__Task requirements__: Please output the rows below as a JSON list of strings, one string per line and with blank lines left out, starting at the first line of the rows and stopping after the line that contains "media-upload-zone[interactable] [480, 300, 850, 570]".

* * * * *

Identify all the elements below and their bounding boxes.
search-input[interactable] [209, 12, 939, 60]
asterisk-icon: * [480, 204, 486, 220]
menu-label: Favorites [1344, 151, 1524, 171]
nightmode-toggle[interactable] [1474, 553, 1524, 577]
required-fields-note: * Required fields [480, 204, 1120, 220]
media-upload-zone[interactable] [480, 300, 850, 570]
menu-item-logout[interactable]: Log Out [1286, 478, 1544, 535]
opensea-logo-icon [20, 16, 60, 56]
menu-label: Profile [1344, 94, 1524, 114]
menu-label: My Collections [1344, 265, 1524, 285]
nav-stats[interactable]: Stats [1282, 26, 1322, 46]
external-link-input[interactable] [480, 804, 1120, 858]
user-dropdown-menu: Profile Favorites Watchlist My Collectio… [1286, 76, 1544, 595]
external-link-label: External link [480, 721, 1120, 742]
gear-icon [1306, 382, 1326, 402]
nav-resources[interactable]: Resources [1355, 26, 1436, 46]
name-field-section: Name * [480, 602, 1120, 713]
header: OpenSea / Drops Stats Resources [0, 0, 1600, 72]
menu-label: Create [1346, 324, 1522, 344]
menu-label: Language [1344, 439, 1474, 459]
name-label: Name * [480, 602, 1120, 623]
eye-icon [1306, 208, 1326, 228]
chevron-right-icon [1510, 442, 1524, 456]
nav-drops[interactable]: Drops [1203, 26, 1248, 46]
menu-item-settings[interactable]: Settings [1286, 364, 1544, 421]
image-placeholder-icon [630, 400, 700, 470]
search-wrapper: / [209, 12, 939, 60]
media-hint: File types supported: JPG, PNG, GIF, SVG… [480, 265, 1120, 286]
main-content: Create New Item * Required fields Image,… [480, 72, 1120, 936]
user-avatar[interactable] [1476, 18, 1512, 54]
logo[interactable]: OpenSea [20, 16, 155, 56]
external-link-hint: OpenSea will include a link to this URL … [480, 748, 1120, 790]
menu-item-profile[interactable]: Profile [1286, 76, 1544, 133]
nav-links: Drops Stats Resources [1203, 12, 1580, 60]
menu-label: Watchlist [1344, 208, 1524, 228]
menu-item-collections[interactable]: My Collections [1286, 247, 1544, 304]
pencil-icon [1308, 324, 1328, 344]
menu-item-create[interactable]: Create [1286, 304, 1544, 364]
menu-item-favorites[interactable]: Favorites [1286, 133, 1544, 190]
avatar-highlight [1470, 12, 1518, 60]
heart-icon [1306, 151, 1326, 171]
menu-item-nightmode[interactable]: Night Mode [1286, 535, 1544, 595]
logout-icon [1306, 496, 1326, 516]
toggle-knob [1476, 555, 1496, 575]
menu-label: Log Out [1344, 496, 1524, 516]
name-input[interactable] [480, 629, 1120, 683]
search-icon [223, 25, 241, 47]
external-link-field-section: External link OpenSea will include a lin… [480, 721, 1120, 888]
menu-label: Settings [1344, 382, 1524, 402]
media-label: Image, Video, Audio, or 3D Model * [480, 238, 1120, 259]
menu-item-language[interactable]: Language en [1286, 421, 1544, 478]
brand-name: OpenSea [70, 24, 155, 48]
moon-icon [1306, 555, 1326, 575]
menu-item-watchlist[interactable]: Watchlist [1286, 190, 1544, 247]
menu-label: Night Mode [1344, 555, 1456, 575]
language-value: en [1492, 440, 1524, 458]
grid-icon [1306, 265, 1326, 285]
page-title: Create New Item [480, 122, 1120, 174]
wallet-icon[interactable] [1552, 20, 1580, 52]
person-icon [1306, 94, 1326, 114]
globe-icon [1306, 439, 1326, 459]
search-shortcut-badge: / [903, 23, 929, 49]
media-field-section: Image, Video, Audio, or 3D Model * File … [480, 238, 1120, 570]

* * * * *

__Task result__:
[
  "Identify all the elements below and their bounding boxes.",
  "search-input[interactable] [209, 12, 939, 60]",
  "asterisk-icon: * [480, 204, 486, 220]",
  "menu-label: Favorites [1344, 151, 1524, 171]",
  "nightmode-toggle[interactable] [1474, 553, 1524, 577]",
  "required-fields-note: * Required fields [480, 204, 1120, 220]",
  "media-upload-zone[interactable] [480, 300, 850, 570]"
]